Data shown:

______

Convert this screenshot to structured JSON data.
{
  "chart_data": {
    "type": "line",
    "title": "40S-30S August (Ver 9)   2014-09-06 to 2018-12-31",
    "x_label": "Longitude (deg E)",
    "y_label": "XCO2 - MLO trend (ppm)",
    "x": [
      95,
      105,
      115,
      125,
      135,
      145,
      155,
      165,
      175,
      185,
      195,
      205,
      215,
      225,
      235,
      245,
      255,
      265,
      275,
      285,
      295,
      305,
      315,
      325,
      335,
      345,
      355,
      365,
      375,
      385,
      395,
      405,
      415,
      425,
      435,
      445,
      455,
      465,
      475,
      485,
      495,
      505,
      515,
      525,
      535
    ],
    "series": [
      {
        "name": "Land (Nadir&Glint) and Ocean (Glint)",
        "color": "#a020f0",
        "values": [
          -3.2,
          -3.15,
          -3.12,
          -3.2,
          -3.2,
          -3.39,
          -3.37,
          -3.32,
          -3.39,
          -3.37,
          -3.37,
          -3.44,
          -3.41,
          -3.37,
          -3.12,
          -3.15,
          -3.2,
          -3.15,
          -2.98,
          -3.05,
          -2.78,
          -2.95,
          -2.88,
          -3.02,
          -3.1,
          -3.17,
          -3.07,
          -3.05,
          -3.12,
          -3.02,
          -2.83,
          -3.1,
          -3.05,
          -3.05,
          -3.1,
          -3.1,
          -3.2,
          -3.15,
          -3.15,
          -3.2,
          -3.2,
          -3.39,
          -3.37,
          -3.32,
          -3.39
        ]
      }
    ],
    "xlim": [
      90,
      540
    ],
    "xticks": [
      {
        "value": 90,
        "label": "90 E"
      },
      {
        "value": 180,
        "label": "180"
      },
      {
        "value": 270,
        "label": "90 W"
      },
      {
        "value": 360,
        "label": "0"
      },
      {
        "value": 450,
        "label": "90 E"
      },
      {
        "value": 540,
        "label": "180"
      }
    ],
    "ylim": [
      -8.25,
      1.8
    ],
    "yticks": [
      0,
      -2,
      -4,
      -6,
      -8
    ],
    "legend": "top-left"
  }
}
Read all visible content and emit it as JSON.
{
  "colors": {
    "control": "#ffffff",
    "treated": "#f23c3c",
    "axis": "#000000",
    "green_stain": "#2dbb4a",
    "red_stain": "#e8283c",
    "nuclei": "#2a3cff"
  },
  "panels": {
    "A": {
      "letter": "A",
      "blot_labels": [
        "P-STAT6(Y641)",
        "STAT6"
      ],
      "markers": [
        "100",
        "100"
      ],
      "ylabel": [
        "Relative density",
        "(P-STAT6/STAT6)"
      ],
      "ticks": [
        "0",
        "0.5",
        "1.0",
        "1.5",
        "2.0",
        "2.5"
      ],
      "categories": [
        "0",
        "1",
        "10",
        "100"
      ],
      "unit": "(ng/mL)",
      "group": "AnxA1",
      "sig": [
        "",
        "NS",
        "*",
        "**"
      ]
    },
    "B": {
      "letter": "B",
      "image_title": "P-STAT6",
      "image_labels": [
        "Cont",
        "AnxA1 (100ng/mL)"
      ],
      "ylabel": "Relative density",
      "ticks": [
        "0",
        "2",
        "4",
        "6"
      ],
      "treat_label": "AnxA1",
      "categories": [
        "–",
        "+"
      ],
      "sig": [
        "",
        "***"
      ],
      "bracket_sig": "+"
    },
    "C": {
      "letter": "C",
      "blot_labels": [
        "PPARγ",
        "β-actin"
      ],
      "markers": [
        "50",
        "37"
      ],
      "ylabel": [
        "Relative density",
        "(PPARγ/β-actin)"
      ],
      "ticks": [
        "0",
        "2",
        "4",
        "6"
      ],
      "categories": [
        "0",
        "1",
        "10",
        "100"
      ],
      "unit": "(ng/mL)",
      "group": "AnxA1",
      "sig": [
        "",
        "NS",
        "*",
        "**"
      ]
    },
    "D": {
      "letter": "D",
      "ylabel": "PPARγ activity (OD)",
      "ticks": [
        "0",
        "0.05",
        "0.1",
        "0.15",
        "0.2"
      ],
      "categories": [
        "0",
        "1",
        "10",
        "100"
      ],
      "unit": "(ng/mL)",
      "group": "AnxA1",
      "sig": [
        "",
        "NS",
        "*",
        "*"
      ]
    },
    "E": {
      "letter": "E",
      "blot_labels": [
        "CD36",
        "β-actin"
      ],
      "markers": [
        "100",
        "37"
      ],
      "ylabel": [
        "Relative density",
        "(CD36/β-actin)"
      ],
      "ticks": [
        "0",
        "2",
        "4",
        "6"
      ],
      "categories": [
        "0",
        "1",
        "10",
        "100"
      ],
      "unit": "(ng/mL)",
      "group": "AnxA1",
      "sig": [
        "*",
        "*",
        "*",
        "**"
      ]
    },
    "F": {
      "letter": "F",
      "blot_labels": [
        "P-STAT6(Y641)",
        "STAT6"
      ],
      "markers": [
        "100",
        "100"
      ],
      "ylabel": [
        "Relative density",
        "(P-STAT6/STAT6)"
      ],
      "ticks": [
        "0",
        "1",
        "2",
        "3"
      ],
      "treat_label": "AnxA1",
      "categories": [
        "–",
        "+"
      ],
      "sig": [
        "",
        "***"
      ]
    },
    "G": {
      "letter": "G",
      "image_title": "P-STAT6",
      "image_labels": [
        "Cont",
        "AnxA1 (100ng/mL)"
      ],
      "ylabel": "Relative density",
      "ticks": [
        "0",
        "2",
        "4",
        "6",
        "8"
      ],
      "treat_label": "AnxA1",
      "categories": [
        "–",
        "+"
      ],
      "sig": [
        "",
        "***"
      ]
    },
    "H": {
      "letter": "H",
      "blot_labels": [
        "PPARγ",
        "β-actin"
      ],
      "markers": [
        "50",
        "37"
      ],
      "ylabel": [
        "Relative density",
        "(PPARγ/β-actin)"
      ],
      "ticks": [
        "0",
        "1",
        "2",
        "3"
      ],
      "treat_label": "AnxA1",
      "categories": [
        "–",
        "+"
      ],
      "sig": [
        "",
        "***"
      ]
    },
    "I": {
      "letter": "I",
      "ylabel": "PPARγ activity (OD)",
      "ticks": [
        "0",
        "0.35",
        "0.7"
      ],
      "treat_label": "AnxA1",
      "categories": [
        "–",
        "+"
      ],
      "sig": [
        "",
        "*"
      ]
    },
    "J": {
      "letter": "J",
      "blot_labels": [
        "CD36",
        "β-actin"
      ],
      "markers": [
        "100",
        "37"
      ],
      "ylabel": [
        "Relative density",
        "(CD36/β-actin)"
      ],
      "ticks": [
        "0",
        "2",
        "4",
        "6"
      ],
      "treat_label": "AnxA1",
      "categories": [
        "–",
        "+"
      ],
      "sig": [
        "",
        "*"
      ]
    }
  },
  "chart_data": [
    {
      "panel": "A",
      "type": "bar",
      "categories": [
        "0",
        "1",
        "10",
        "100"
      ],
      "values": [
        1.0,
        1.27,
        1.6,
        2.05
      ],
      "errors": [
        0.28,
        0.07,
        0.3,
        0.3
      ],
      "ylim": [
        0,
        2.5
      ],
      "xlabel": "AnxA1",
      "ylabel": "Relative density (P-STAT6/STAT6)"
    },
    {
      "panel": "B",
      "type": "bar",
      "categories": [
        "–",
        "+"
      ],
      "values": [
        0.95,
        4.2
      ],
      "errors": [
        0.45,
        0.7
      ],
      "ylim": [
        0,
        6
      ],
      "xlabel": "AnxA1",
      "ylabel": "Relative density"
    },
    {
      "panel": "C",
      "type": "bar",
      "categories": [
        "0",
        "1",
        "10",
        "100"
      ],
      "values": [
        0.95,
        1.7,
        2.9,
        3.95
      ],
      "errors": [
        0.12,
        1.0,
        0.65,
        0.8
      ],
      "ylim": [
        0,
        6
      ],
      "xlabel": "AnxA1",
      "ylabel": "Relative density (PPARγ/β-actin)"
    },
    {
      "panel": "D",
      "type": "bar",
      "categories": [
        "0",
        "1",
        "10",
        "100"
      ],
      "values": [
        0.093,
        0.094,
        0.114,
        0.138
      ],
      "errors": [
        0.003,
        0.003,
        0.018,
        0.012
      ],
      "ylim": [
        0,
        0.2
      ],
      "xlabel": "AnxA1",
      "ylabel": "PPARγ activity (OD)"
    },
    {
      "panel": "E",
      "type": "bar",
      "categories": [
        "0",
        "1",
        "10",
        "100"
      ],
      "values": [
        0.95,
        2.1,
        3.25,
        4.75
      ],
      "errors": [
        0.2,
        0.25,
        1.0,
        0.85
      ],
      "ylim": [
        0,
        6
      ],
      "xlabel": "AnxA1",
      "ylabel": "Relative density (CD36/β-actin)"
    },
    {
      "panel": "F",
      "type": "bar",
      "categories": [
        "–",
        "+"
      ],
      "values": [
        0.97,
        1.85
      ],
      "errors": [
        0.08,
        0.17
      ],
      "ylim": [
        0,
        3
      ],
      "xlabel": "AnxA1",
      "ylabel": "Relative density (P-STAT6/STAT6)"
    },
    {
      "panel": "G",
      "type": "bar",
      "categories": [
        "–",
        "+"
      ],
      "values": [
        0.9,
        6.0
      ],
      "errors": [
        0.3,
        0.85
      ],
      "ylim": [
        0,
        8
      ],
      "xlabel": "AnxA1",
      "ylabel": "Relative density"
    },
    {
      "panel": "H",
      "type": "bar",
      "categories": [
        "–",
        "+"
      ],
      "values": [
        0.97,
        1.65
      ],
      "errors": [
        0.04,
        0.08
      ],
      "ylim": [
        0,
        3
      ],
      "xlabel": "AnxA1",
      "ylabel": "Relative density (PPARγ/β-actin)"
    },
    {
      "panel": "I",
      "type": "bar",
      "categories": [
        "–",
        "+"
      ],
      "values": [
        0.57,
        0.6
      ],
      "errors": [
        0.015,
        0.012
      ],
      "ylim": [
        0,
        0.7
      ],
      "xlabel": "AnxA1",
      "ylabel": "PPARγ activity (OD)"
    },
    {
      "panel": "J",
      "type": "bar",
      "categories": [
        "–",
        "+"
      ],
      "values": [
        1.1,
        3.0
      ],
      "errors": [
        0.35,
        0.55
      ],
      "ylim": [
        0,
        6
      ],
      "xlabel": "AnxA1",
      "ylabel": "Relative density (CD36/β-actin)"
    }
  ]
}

______

Problem: Each line that holds the word "letter" should be extracted from the records.

Answer to this exercise:
      "letter": "A",
      "letter": "B",
      "letter": "C",
      "letter": "D",
      "letter": "E",
      "letter": "F",
      "letter": "G",
      "letter": "H",
      "letter": "I",
      "letter": "J",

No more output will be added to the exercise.